(INSTRUCTION)
Answer with one number: how many lines have "peak".

(DATA PROVIDED)
——
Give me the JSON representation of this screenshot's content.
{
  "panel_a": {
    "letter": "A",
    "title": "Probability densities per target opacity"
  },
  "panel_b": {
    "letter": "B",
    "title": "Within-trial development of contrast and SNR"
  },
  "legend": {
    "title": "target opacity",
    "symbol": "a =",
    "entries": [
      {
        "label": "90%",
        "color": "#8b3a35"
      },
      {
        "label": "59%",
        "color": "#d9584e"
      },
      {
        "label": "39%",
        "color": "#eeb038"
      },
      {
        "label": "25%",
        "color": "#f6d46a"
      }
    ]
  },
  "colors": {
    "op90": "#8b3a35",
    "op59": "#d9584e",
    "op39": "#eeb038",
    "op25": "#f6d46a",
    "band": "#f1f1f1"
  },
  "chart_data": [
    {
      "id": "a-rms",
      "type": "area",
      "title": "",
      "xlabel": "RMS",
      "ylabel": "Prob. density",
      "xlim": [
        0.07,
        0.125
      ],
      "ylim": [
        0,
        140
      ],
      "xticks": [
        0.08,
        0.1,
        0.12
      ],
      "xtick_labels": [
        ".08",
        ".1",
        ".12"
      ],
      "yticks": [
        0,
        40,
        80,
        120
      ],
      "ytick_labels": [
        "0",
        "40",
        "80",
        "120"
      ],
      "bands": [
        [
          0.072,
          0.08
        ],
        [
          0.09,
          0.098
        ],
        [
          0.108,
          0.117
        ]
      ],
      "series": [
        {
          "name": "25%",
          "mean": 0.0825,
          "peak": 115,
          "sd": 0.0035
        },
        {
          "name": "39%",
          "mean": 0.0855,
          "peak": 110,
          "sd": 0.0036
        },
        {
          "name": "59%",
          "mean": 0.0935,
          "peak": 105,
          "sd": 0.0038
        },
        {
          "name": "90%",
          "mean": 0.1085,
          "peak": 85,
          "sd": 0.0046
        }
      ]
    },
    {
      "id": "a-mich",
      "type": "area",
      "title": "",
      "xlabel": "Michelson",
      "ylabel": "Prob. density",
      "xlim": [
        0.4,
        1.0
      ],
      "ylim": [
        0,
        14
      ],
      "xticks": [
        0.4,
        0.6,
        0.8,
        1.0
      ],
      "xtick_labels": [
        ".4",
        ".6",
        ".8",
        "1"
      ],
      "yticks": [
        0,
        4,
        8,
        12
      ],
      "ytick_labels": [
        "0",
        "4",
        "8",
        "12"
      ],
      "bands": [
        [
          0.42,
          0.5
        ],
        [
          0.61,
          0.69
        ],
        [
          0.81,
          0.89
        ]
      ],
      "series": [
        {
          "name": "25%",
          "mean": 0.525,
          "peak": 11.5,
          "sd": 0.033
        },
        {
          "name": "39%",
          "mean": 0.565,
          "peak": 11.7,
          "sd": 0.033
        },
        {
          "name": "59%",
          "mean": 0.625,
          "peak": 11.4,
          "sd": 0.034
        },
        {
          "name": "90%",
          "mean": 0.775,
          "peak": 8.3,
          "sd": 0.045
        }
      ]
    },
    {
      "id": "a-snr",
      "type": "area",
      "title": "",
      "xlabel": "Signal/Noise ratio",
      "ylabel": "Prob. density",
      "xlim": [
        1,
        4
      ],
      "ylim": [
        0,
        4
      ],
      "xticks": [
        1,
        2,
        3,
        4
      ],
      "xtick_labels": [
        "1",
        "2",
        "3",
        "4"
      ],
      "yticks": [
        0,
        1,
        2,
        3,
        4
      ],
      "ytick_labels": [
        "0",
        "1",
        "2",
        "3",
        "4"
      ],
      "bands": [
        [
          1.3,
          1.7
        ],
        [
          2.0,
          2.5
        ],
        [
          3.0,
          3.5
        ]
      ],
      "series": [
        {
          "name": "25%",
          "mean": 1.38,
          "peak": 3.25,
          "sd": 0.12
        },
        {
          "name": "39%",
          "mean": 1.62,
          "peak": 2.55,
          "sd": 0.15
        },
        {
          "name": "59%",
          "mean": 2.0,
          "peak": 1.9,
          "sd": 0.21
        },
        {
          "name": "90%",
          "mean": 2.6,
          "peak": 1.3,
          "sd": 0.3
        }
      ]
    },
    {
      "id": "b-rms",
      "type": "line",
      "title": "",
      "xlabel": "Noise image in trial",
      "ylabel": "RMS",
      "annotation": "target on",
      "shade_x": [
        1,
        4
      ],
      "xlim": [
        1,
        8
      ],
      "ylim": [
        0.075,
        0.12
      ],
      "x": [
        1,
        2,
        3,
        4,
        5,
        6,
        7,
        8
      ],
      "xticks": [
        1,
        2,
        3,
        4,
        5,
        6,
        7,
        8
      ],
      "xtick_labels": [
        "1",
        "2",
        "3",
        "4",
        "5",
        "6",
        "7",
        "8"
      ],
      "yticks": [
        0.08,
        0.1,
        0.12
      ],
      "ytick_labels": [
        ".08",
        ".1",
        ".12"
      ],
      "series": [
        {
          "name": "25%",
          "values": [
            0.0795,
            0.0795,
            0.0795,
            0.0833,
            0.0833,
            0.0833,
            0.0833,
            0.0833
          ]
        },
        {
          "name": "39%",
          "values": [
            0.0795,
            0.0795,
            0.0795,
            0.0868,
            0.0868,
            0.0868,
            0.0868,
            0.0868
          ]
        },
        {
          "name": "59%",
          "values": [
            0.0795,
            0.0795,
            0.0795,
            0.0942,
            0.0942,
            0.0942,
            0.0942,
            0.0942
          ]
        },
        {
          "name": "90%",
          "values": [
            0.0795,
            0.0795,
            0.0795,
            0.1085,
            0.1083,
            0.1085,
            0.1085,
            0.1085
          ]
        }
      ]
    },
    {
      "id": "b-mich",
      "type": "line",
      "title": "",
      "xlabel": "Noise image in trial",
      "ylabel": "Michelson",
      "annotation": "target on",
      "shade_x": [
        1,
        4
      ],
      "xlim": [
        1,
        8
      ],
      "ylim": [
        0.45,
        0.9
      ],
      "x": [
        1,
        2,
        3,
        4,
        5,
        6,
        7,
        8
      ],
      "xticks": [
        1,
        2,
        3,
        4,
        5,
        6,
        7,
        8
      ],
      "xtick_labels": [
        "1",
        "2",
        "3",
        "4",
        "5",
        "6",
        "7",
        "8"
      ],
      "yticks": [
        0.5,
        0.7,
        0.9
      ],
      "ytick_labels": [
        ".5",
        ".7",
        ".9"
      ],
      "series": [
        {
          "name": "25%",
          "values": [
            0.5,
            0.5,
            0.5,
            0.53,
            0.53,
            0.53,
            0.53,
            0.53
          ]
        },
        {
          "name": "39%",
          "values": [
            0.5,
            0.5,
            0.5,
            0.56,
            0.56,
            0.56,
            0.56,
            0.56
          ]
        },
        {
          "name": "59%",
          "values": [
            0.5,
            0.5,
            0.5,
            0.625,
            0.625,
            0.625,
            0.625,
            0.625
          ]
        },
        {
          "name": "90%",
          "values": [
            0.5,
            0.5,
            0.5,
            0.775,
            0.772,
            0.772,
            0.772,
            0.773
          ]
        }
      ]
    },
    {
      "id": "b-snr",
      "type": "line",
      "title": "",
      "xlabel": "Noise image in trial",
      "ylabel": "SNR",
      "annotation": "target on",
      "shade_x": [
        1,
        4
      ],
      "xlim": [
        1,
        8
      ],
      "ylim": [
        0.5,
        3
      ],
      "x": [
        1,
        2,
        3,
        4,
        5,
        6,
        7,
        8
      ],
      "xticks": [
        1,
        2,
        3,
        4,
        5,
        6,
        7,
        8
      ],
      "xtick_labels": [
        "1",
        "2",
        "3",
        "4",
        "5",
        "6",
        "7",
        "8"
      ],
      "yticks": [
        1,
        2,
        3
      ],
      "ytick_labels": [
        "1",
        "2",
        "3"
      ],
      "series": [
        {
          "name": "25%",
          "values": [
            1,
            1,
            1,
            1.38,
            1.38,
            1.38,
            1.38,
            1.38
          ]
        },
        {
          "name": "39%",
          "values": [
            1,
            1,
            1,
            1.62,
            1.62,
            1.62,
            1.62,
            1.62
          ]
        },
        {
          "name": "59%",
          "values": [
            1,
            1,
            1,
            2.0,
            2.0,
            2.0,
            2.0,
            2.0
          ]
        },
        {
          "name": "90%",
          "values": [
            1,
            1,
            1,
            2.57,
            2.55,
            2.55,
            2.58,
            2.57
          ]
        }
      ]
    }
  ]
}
——
(TASK OUTPUT)
12